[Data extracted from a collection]
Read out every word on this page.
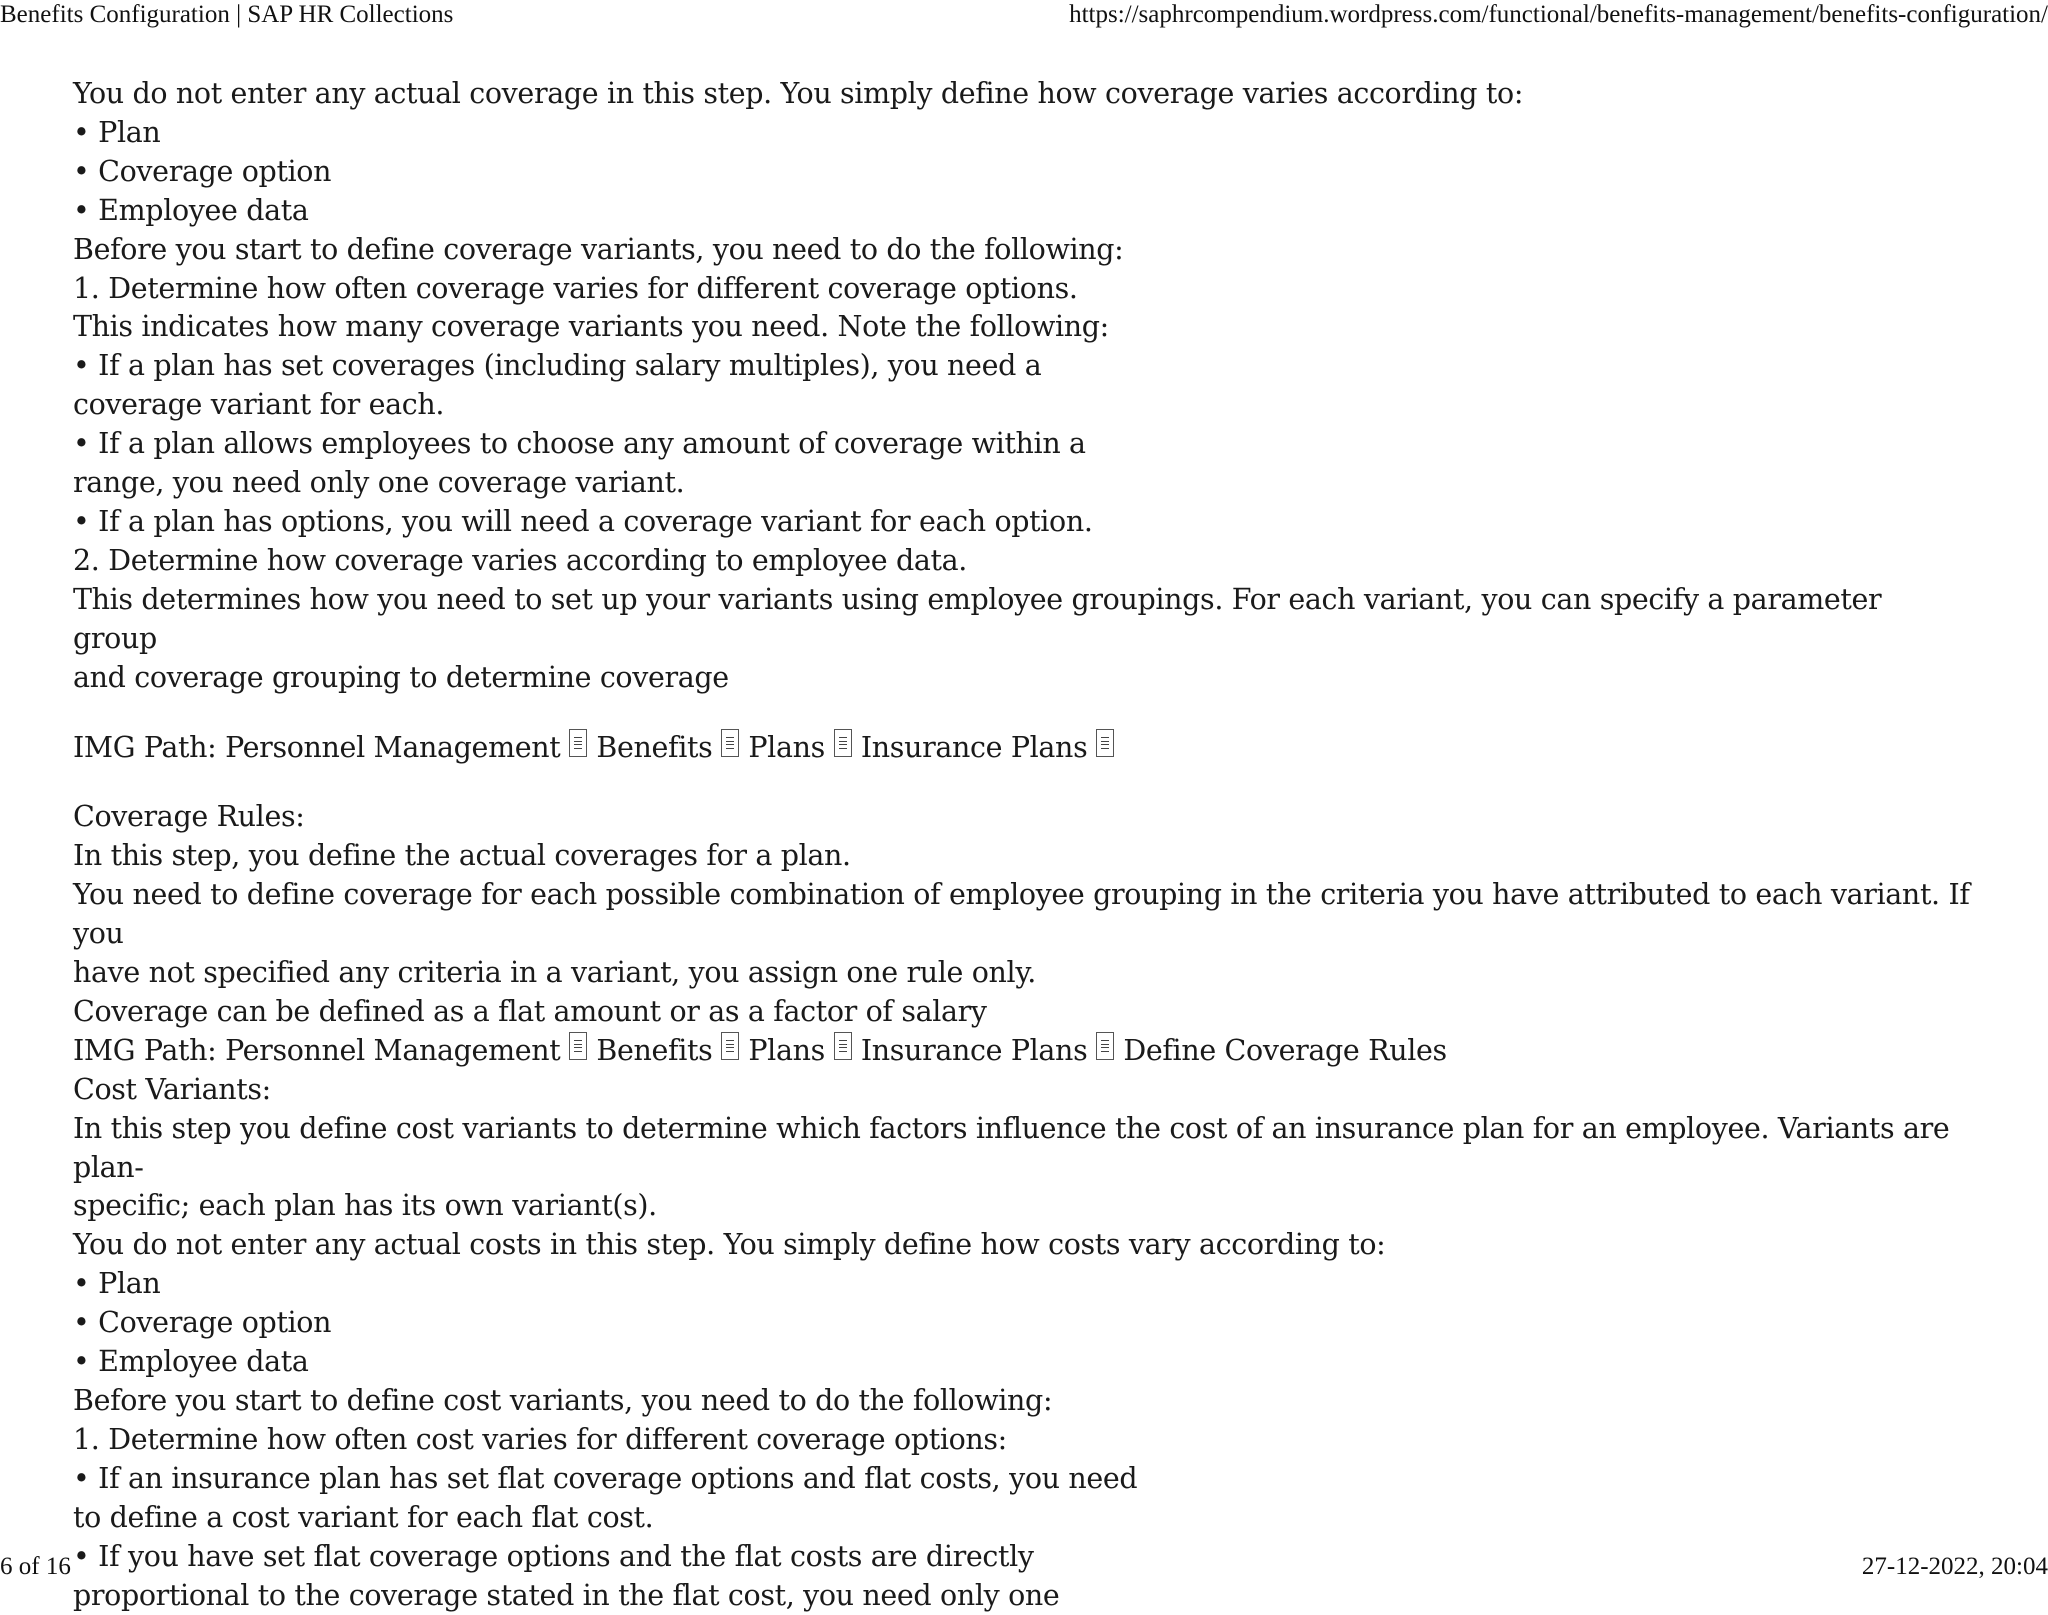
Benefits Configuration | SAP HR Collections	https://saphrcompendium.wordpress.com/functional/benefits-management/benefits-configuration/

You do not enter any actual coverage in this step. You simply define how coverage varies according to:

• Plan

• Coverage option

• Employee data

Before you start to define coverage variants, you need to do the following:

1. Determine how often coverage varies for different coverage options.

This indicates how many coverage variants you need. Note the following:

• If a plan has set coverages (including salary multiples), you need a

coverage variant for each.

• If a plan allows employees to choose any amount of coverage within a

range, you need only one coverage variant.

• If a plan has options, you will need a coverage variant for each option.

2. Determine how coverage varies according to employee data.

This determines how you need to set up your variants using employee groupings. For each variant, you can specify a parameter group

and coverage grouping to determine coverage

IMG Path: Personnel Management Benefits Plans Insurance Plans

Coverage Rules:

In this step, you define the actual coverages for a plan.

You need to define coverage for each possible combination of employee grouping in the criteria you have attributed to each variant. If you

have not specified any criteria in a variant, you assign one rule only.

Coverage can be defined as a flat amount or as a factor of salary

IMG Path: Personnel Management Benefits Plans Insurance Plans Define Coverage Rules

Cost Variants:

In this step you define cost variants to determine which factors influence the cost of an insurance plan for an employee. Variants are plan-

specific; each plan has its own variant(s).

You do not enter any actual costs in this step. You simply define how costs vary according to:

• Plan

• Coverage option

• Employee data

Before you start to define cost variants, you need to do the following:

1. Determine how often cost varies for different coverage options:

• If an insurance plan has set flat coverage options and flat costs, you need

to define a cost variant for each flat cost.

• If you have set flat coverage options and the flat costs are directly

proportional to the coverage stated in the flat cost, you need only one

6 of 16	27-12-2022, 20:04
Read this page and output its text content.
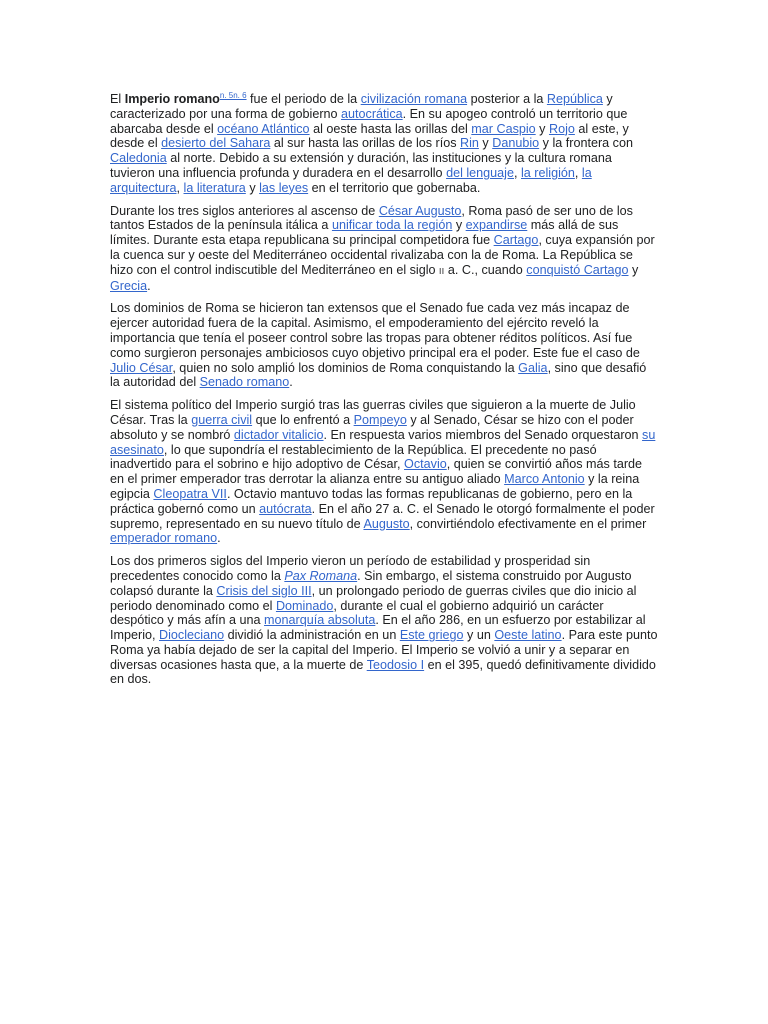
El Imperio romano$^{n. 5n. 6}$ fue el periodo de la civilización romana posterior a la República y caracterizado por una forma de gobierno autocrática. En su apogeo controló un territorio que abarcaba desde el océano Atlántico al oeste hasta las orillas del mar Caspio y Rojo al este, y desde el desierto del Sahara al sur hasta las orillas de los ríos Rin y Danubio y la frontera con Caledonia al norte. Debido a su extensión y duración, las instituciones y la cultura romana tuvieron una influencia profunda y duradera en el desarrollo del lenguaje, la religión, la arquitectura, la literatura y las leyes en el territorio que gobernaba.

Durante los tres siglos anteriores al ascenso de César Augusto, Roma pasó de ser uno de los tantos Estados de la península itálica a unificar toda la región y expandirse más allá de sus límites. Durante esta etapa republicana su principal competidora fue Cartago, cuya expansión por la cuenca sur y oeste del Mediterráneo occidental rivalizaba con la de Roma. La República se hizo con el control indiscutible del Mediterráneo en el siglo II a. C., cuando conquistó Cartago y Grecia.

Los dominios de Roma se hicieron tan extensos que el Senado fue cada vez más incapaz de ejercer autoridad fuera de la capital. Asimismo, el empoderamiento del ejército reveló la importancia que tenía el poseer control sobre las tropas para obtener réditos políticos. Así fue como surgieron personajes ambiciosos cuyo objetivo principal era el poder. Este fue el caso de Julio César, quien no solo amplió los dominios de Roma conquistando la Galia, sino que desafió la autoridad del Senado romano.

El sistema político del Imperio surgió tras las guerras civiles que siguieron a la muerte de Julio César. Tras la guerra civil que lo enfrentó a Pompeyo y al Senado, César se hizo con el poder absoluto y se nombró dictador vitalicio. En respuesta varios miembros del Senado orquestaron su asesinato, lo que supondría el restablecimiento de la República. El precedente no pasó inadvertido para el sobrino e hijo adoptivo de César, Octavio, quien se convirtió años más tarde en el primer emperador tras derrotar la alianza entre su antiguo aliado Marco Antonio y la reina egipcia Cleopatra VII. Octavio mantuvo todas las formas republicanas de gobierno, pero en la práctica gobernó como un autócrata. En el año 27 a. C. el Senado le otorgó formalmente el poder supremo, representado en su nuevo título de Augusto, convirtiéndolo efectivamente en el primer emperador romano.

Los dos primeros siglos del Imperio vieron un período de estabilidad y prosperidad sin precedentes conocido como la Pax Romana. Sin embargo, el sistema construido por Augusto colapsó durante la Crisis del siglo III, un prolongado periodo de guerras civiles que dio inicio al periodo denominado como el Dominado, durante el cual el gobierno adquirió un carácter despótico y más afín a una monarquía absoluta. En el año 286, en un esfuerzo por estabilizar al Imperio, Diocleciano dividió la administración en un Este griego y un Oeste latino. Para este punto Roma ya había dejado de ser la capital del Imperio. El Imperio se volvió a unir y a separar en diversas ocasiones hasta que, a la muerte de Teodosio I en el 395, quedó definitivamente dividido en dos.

- _PROBLEM TO SOLVE_:
Check every line of the data above for the string "Rules", and copy those that have it.

- _RESPONSE TO THIS TASK_:
Coverage Rules:
IMG Path: Personnel Management Benefits Plans Insurance Plans Define Coverage Rules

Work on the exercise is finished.